Tally all lines containing the word "Karl". Give the number alone.

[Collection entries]
= = = = =

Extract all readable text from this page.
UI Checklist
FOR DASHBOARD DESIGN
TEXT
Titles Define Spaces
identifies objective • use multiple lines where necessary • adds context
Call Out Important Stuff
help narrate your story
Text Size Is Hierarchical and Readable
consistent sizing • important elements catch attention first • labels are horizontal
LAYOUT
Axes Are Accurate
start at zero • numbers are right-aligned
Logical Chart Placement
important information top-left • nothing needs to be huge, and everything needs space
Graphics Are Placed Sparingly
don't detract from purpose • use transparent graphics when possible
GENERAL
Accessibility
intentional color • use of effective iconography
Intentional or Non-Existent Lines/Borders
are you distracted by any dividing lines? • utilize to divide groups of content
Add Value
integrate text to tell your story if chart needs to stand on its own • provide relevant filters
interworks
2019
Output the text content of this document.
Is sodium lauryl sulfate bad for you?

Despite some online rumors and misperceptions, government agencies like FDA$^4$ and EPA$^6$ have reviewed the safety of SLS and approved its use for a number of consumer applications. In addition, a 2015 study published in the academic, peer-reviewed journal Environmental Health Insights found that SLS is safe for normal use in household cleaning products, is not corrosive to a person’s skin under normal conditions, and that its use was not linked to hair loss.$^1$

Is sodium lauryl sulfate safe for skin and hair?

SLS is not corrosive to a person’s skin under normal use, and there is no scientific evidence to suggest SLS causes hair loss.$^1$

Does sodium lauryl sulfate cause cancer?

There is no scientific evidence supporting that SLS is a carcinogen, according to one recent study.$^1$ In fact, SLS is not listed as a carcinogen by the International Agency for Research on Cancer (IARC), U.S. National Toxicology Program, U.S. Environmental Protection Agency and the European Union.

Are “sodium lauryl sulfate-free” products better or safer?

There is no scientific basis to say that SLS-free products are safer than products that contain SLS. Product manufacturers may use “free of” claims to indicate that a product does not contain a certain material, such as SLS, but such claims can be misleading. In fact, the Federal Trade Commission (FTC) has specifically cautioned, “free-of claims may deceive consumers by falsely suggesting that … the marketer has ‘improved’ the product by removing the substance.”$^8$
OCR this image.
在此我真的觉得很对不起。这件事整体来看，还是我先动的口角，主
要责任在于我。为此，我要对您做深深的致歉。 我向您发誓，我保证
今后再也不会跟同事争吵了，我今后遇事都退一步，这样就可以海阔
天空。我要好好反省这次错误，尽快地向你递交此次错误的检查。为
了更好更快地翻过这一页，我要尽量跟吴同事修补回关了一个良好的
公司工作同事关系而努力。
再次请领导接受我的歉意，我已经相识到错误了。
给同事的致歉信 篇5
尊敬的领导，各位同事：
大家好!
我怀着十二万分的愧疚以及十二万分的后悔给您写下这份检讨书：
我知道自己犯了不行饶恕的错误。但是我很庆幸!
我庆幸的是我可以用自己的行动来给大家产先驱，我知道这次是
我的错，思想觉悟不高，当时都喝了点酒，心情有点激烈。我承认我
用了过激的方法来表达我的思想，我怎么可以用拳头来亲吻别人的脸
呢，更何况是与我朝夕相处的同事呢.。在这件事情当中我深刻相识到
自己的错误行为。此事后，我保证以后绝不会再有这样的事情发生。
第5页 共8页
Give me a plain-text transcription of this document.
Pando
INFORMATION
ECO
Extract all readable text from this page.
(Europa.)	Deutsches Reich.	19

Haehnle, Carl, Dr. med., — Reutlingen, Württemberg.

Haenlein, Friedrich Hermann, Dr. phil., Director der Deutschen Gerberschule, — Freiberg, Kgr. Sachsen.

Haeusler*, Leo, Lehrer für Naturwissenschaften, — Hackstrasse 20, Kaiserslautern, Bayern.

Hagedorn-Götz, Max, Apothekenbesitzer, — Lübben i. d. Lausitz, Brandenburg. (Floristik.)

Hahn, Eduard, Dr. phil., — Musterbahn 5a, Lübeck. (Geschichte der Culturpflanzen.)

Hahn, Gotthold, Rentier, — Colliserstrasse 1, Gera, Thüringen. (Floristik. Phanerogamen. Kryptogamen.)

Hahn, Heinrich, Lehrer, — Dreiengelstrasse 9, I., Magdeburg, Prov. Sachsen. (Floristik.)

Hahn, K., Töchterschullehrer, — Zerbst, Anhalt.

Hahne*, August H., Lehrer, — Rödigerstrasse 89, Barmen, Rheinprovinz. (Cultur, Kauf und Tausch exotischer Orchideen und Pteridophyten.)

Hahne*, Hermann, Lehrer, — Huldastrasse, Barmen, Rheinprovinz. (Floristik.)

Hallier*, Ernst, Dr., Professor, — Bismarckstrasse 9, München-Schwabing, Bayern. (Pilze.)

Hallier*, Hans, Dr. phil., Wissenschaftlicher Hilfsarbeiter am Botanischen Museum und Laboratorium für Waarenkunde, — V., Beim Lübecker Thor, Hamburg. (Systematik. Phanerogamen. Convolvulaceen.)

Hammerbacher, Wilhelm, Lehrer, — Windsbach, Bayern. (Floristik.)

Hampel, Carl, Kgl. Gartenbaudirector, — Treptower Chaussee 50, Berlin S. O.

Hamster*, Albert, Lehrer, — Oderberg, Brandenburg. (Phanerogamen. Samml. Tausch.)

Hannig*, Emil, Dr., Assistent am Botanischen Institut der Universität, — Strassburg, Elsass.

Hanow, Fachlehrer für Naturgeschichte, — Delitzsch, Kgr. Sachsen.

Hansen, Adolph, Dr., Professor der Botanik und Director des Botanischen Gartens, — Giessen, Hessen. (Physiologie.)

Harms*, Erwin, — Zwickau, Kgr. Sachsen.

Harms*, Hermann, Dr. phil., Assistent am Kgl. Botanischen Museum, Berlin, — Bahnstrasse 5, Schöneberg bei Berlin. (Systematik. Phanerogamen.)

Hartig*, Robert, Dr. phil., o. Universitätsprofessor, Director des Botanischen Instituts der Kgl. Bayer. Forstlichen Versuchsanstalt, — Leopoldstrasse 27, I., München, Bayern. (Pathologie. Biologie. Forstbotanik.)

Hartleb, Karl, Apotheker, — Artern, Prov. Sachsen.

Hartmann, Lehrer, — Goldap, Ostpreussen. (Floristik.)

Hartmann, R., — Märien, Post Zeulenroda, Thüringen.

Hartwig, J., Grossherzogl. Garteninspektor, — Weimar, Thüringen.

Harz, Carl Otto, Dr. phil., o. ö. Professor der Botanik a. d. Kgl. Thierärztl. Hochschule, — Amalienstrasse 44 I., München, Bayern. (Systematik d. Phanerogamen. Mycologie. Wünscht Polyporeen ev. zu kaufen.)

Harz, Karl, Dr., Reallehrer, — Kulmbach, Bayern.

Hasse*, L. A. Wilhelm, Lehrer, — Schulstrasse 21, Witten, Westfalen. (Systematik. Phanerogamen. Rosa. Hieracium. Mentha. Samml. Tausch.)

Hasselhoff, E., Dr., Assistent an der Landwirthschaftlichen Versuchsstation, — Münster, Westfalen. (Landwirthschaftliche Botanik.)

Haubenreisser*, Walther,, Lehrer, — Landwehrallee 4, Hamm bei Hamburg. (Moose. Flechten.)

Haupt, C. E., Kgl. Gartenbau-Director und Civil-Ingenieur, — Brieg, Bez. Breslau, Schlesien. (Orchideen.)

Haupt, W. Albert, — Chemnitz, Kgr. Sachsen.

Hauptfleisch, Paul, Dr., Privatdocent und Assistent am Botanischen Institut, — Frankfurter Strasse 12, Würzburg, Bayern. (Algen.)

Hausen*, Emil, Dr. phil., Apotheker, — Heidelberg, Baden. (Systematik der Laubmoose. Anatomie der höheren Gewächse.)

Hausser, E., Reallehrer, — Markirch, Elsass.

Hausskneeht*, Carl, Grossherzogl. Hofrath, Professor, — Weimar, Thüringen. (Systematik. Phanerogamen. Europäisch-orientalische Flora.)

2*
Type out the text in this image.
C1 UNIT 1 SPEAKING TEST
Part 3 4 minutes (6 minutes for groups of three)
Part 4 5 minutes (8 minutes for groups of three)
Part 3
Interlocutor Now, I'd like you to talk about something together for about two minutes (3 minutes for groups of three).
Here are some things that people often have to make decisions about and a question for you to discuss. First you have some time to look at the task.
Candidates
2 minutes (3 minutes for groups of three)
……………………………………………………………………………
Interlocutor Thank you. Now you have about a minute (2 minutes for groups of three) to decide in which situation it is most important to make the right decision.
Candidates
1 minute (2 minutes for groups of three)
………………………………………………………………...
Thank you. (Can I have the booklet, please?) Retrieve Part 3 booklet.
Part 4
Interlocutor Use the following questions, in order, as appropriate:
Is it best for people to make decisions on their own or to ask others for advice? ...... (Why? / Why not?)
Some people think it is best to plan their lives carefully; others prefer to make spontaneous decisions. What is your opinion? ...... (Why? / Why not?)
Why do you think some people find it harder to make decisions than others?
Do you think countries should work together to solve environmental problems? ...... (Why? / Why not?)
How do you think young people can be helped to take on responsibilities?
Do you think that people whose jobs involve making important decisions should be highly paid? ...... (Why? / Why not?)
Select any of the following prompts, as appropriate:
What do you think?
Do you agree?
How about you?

= = = = =

### [SOLVED PROBLEM]
2